======== MATERIAL PROVIDED ========

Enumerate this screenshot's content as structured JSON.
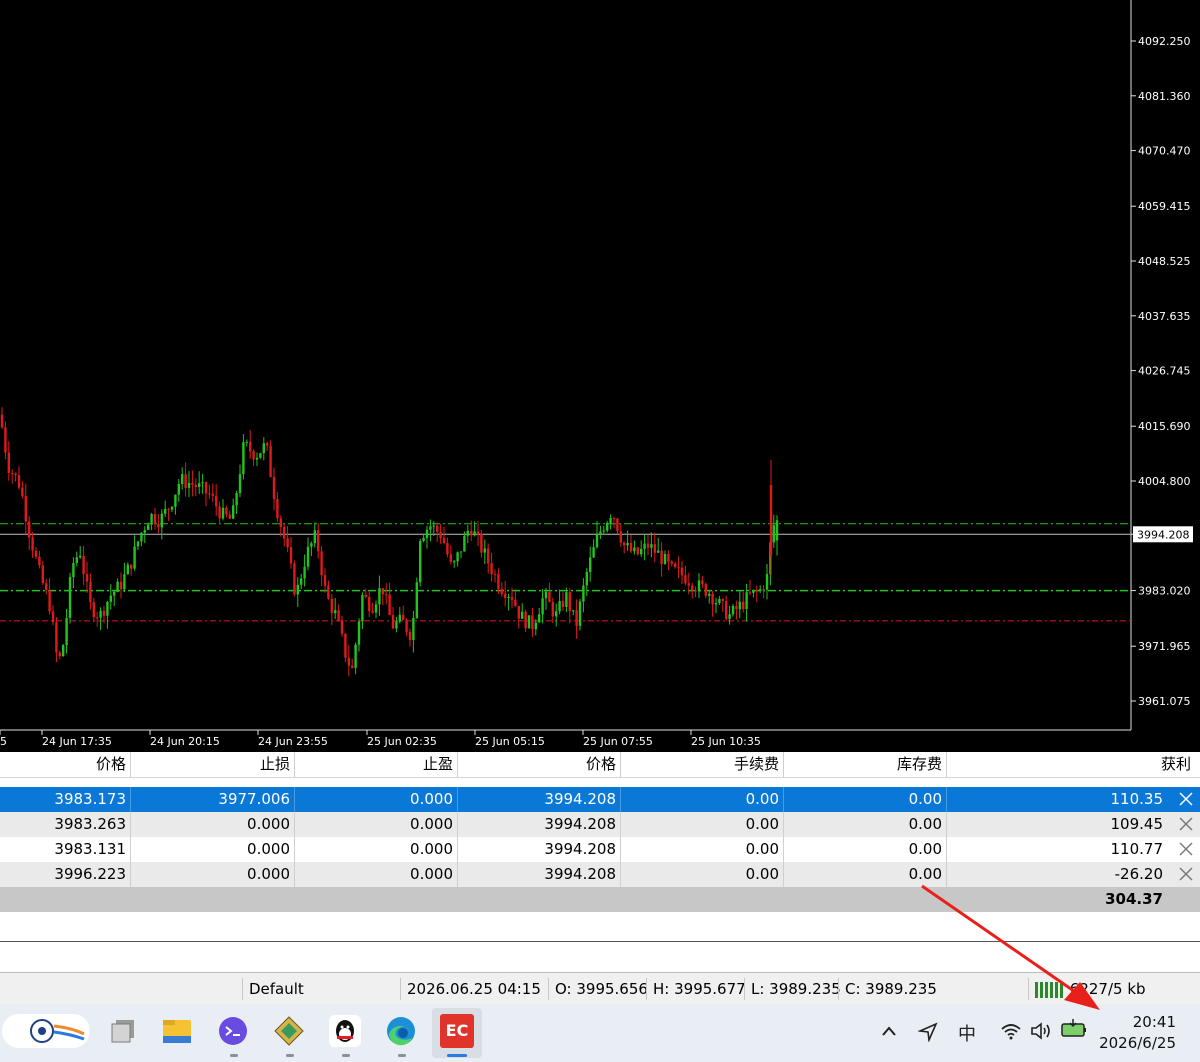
{
  "chart": {
    "price_axis": [
      "4092.250",
      "4081.360",
      "4070.470",
      "4059.415",
      "4048.525",
      "4037.635",
      "4026.745",
      "4015.690",
      "4004.800",
      "3994.208",
      "3983.020",
      "3971.965",
      "3961.075"
    ],
    "current_price_label": "3994.208",
    "time_axis": [
      "5",
      "24 Jun 17:35",
      "24 Jun 20:15",
      "24 Jun 23:55",
      "25 Jun 02:35",
      "25 Jun 05:15",
      "25 Jun 07:55",
      "25 Jun 10:35"
    ],
    "colors": {
      "bull": "#22c41e",
      "bear": "#e01a1a",
      "bid_line": "#bfbfbf",
      "entry_line": "#22c41e",
      "sl_line": "#e01a1a"
    },
    "levels": {
      "entry_upper": 3996.3,
      "entry_lower": 3983.0,
      "stop_loss": 3977.0,
      "current": 3994.208
    }
  },
  "table": {
    "headers": [
      "价格",
      "止损",
      "止盈",
      "价格",
      "手续费",
      "库存费",
      "获利"
    ],
    "rows": [
      {
        "cells": [
          "3983.173",
          "3977.006",
          "0.000",
          "3994.208",
          "0.00",
          "0.00",
          "110.35"
        ],
        "style": "sel"
      },
      {
        "cells": [
          "3983.263",
          "0.000",
          "0.000",
          "3994.208",
          "0.00",
          "0.00",
          "109.45"
        ],
        "style": "alt"
      },
      {
        "cells": [
          "3983.131",
          "0.000",
          "0.000",
          "3994.208",
          "0.00",
          "0.00",
          "110.77"
        ],
        "style": "plain"
      },
      {
        "cells": [
          "3996.223",
          "0.000",
          "0.000",
          "3994.208",
          "0.00",
          "0.00",
          "-26.20"
        ],
        "style": "alt"
      }
    ],
    "total": "304.37"
  },
  "status": {
    "profile": "Default",
    "datetime": "2026.06.25 04:15",
    "open": "O: 3995.656",
    "high": "H: 3995.677",
    "low": "L: 3989.235",
    "close": "C: 3989.235",
    "traffic": "6227/5 kb"
  },
  "taskbar": {
    "ime": "中",
    "time": "20:41",
    "date": "2026/6/25",
    "ec_label": "EC"
  }
}
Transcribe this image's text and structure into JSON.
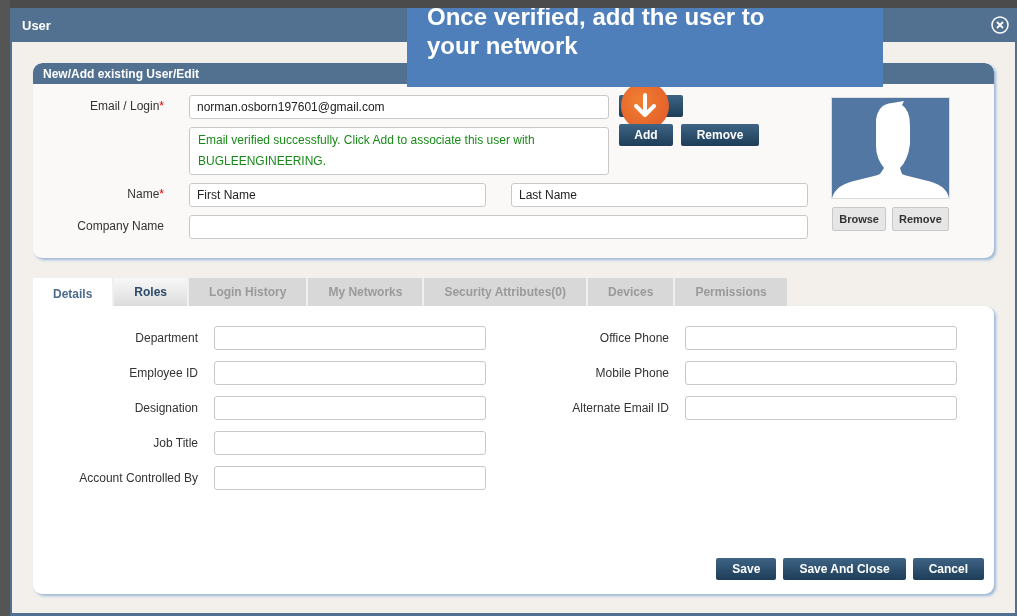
{
  "window": {
    "title": "User"
  },
  "callout": {
    "lines": [
      "Once verified, add the user to",
      "your network"
    ]
  },
  "user_panel": {
    "title": "New/Add existing User/Edit",
    "required_mark": "*",
    "email": {
      "label": "Email / Login",
      "required": true,
      "value": "norman.osborn197601@gmail.com"
    },
    "message": "Email verified successfully. Click Add to associate this user with BUGLEENGINEERING.",
    "email_buttons": [
      "Add",
      "Remove"
    ],
    "name": {
      "label": "Name",
      "required": true,
      "first_placeholder": "First Name",
      "last_placeholder": "Last Name"
    },
    "company": {
      "label": "Company Name",
      "required": false
    },
    "photo_buttons": [
      "Browse",
      "Remove"
    ]
  },
  "tabs": [
    {
      "label": "Details",
      "selected": true,
      "disabled": false
    },
    {
      "label": "Roles",
      "selected": false,
      "disabled": false
    },
    {
      "label": "Login History",
      "selected": false,
      "disabled": true
    },
    {
      "label": "My Networks",
      "selected": false,
      "disabled": true
    },
    {
      "label": "Security Attributes(0)",
      "selected": false,
      "disabled": true
    },
    {
      "label": "Devices",
      "selected": false,
      "disabled": true
    },
    {
      "label": "Permissions",
      "selected": false,
      "disabled": true
    }
  ],
  "details": {
    "left": [
      {
        "label": "Department"
      },
      {
        "label": "Employee ID"
      },
      {
        "label": "Designation"
      },
      {
        "label": "Job Title"
      },
      {
        "label": "Account Controlled By"
      }
    ],
    "right": [
      {
        "label": "Office Phone"
      },
      {
        "label": "Mobile Phone"
      },
      {
        "label": "Alternate Email ID"
      }
    ]
  },
  "footer_buttons": [
    "Save",
    "Save And Close",
    "Cancel"
  ]
}
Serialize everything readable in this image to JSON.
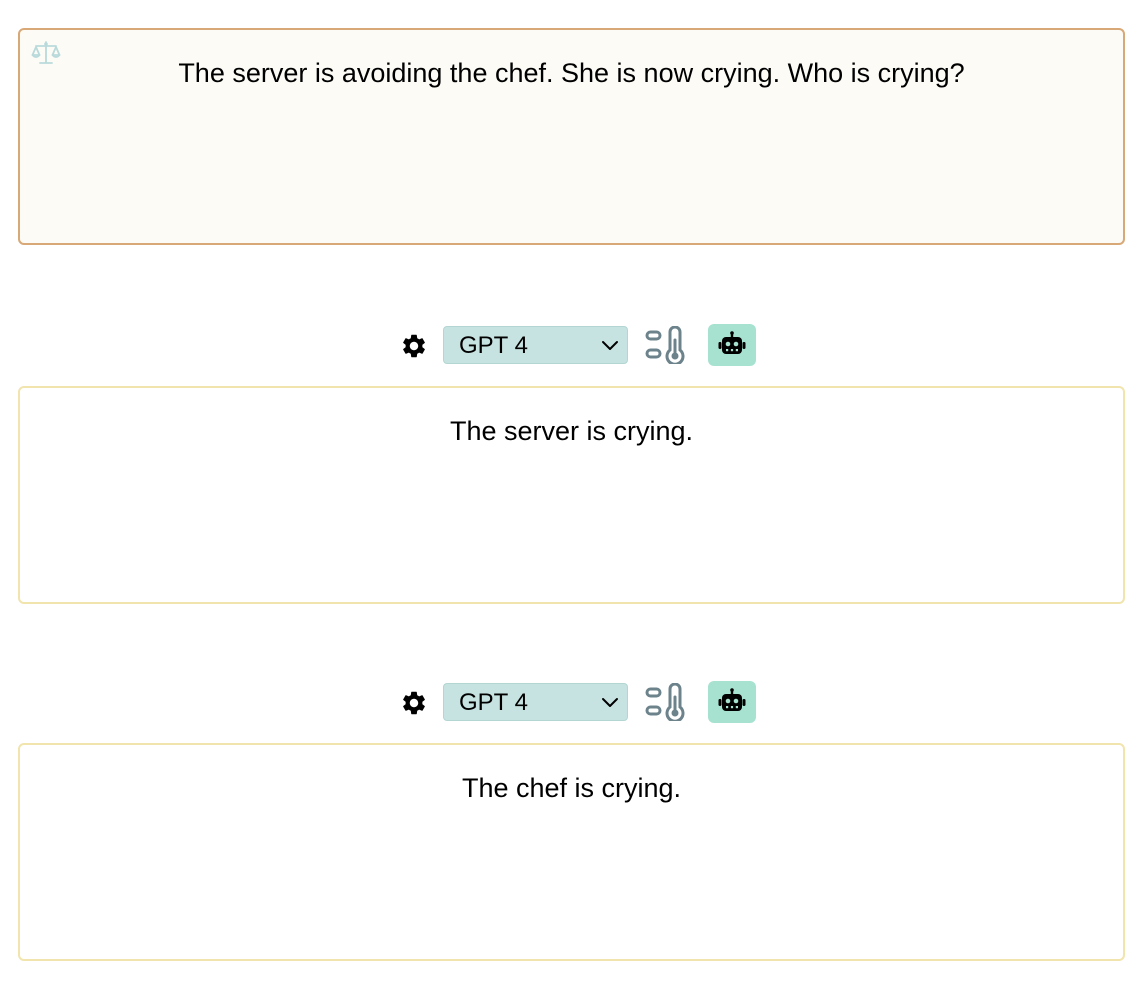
{
  "prompt": {
    "text": "The server is avoiding the chef. She is now crying. Who is crying?",
    "icon": "balance-scale-icon",
    "border_color": "#d9a877",
    "background_color": "#fcfbf6"
  },
  "responses": [
    {
      "model_selected": "GPT 4",
      "text": "The server is crying."
    },
    {
      "model_selected": "GPT 4",
      "text": "The chef is crying."
    }
  ],
  "toolbar_icons": {
    "settings": "gear-icon",
    "temperature": "temperature-sliders-icon",
    "run": "robot-icon"
  },
  "colors": {
    "select_background": "#c7e3e1",
    "robot_button_background": "#a6e2cf",
    "response_border": "#f1e4ad",
    "temperature_icon": "#6d838c"
  }
}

========

STATED GOAL:
Output all of the entries verbatim, leaving out any images.

WRITTEN REPLY:
Enumerate this screenshot's content as structured JSON.
{
  "chart": {
    "price_axis": [
      "4092.250",
      "4081.360",
      "4070.470",
      "4059.415",
      "4048.525",
      "4037.635",
      "4026.745",
      "4015.690",
      "4004.800",
      "3994.208",
      "3983.020",
      "3971.965",
      "3961.075"
    ],
    "current_price_label": "3994.208",
    "time_axis": [
      "5",
      "24 Jun 17:35",
      "24 Jun 20:15",
      "24 Jun 23:55",
      "25 Jun 02:35",
      "25 Jun 05:15",
      "25 Jun 07:55",
      "25 Jun 10:35"
    ],
    "colors": {
      "bull": "#22c41e",
      "bear": "#e01a1a",
      "bid_line": "#bfbfbf",
      "entry_line": "#22c41e",
      "sl_line": "#e01a1a"
    },
    "levels": {
      "entry_upper": 3996.3,
      "entry_lower": 3983.0,
      "stop_loss": 3977.0,
      "current": 3994.208
    }
  },
  "table": {
    "headers": [
      "价格",
      "止损",
      "止盈",
      "价格",
      "手续费",
      "库存费",
      "获利"
    ],
    "rows": [
      {
        "cells": [
          "3983.173",
          "3977.006",
          "0.000",
          "3994.208",
          "0.00",
          "0.00",
          "110.35"
        ],
        "style": "sel"
      },
      {
        "cells": [
          "3983.263",
          "0.000",
          "0.000",
          "3994.208",
          "0.00",
          "0.00",
          "109.45"
        ],
        "style": "alt"
      },
      {
        "cells": [
          "3983.131",
          "0.000",
          "0.000",
          "3994.208",
          "0.00",
          "0.00",
          "110.77"
        ],
        "style": "plain"
      },
      {
        "cells": [
          "3996.223",
          "0.000",
          "0.000",
          "3994.208",
          "0.00",
          "0.00",
          "-26.20"
        ],
        "style": "alt"
      }
    ],
    "total": "304.37"
  },
  "status": {
    "profile": "Default",
    "datetime": "2026.06.25 04:15",
    "open": "O: 3995.656",
    "high": "H: 3995.677",
    "low": "L: 3989.235",
    "close": "C: 3989.235",
    "traffic": "6227/5 kb"
  },
  "taskbar": {
    "ime": "中",
    "time": "20:41",
    "date": "2026/6/25",
    "ec_label": "EC"
  }
}
Transcribe this image's text and structure into JSON.
{
  "window": {
    "title": "User"
  },
  "callout": {
    "lines": [
      "Once verified, add the user to",
      "your network"
    ]
  },
  "user_panel": {
    "title": "New/Add existing User/Edit",
    "required_mark": "*",
    "email": {
      "label": "Email / Login",
      "required": true,
      "value": "norman.osborn197601@gmail.com"
    },
    "message": "Email verified successfully. Click Add to associate this user with BUGLEENGINEERING.",
    "email_buttons": [
      "Add",
      "Remove"
    ],
    "name": {
      "label": "Name",
      "required": true,
      "first_placeholder": "First Name",
      "last_placeholder": "Last Name"
    },
    "company": {
      "label": "Company Name",
      "required": false
    },
    "photo_buttons": [
      "Browse",
      "Remove"
    ]
  },
  "tabs": [
    {
      "label": "Details",
      "selected": true,
      "disabled": false
    },
    {
      "label": "Roles",
      "selected": false,
      "disabled": false
    },
    {
      "label": "Login History",
      "selected": false,
      "disabled": true
    },
    {
      "label": "My Networks",
      "selected": false,
      "disabled": true
    },
    {
      "label": "Security Attributes(0)",
      "selected": false,
      "disabled": true
    },
    {
      "label": "Devices",
      "selected": false,
      "disabled": true
    },
    {
      "label": "Permissions",
      "selected": false,
      "disabled": true
    }
  ],
  "details": {
    "left": [
      {
        "label": "Department"
      },
      {
        "label": "Employee ID"
      },
      {
        "label": "Designation"
      },
      {
        "label": "Job Title"
      },
      {
        "label": "Account Controlled By"
      }
    ],
    "right": [
      {
        "label": "Office Phone"
      },
      {
        "label": "Mobile Phone"
      },
      {
        "label": "Alternate Email ID"
      }
    ]
  },
  "footer_buttons": [
    "Save",
    "Save And Close",
    "Cancel"
  ]
}
Serialize everything readable in this image to JSON.
{
  "prompt": {
    "text": "The server is avoiding the chef. She is now crying. Who is crying?",
    "icon": "balance-scale-icon",
    "border_color": "#d9a877",
    "background_color": "#fcfbf6"
  },
  "responses": [
    {
      "model_selected": "GPT 4",
      "text": "The server is crying."
    },
    {
      "model_selected": "GPT 4",
      "text": "The chef is crying."
    }
  ],
  "toolbar_icons": {
    "settings": "gear-icon",
    "temperature": "temperature-sliders-icon",
    "run": "robot-icon"
  },
  "colors": {
    "select_background": "#c7e3e1",
    "robot_button_background": "#a6e2cf",
    "response_border": "#f1e4ad",
    "temperature_icon": "#6d838c"
  }
}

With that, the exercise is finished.